*DO THIS*: Transcribe the records that follow exactly. Skip the pictures.

(Collected data entries)
..........

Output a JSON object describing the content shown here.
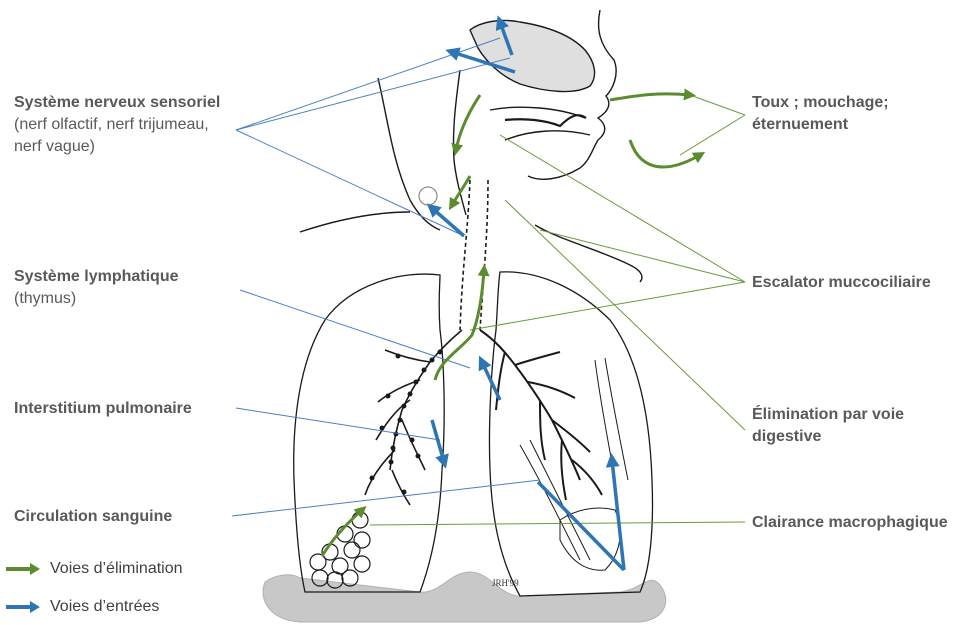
{
  "labels": {
    "nerveux_bold": "Système nerveux sensoriel",
    "nerveux_rest": " (nerf olfactif, nerf trijumeau, nerf vague)",
    "lymph_bold": "Système lymphatique",
    "lymph_rest": "(thymus)",
    "interstitium": "Interstitium pulmonaire",
    "circulation": "Circulation sanguine",
    "toux": "Toux ; mouchage; éternuement",
    "escalator": "Escalator muccociliaire",
    "elimination_digestive": "Élimination par voie digestive",
    "clairance": "Clairance macrophagique",
    "signature": "JRH'99"
  },
  "legend": {
    "elimination": "Voies d’élimination",
    "entrees": "Voies d’entrées"
  },
  "colors": {
    "elimination_arrow": "#5b8c2f",
    "entree_arrow": "#2e75b6",
    "leader_blue": "#4a7fc1",
    "leader_green": "#6a9a3a",
    "base": "#c8c8c8",
    "ink": "#1a1a1a"
  }
}
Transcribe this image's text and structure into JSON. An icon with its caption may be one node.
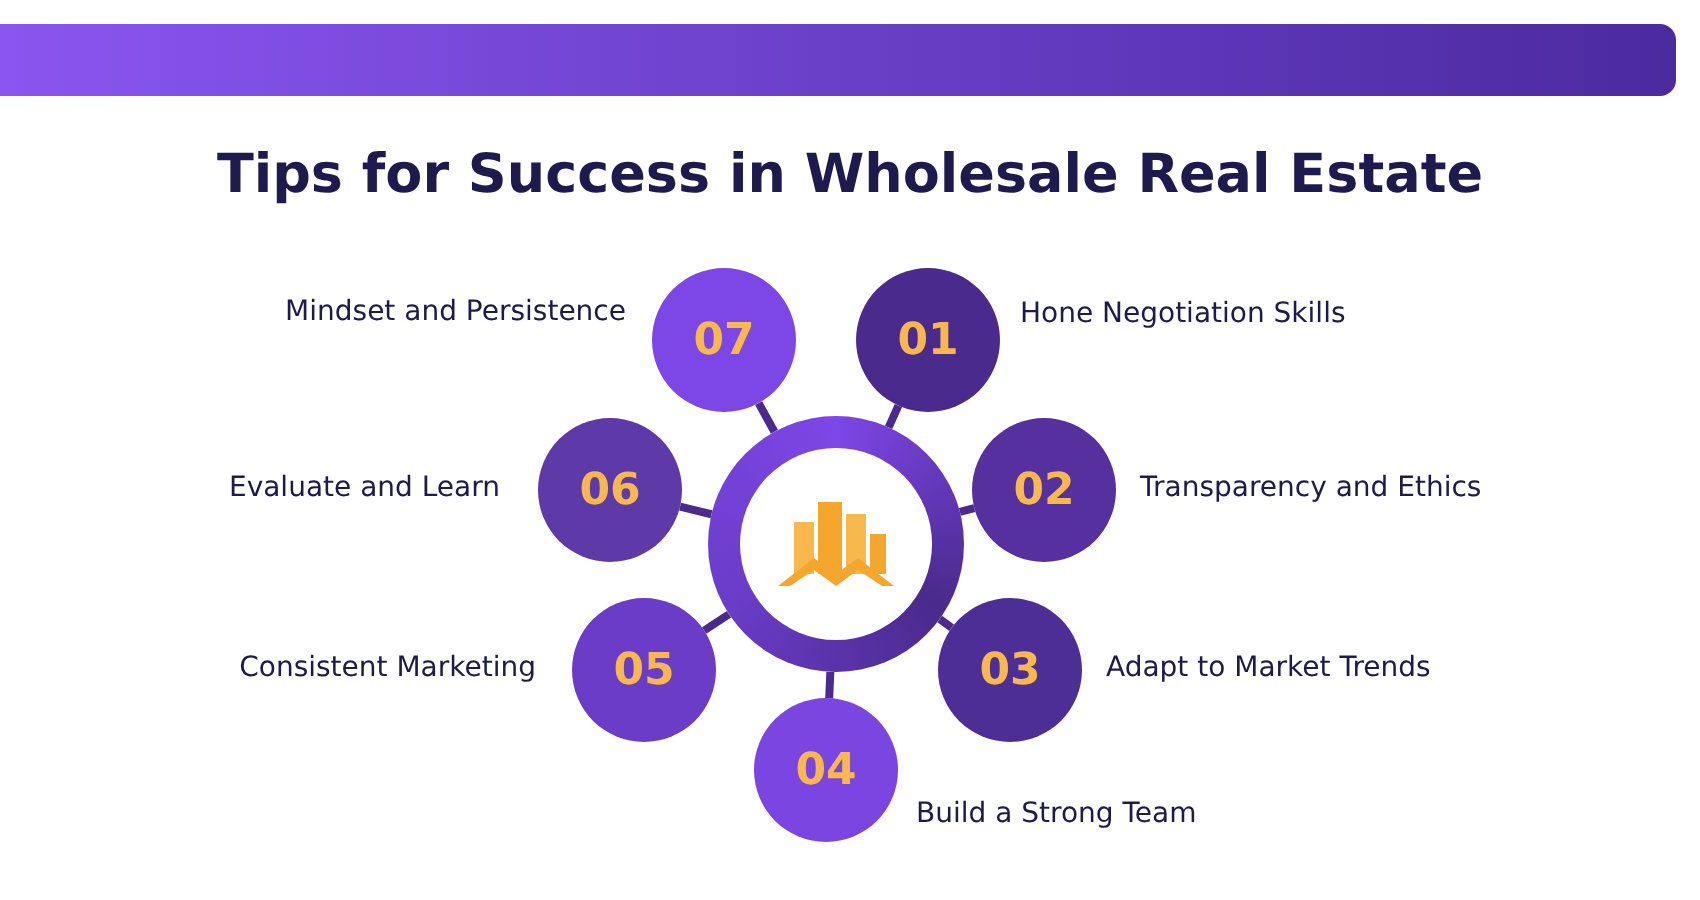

..........

*TASK SOLUTION*:
Output a JSON object describing the content shown here.
{
  "labels": {
    "nerveux_bold": "Système nerveux sensoriel",
    "nerveux_rest": " (nerf olfactif, nerf trijumeau, nerf vague)",
    "lymph_bold": "Système lymphatique",
    "lymph_rest": "(thymus)",
    "interstitium": "Interstitium pulmonaire",
    "circulation": "Circulation sanguine",
    "toux": "Toux ; mouchage; éternuement",
    "escalator": "Escalator muccociliaire",
    "elimination_digestive": "Élimination par voie digestive",
    "clairance": "Clairance macrophagique",
    "signature": "JRH'99"
  },
  "legend": {
    "elimination": "Voies d’élimination",
    "entrees": "Voies d’entrées"
  },
  "colors": {
    "elimination_arrow": "#5b8c2f",
    "entree_arrow": "#2e75b6",
    "leader_blue": "#4a7fc1",
    "leader_green": "#6a9a3a",
    "base": "#c8c8c8",
    "ink": "#1a1a1a"
  }
}
Transcribe this image's text and structure into JSON. An icon with its caption may be one node.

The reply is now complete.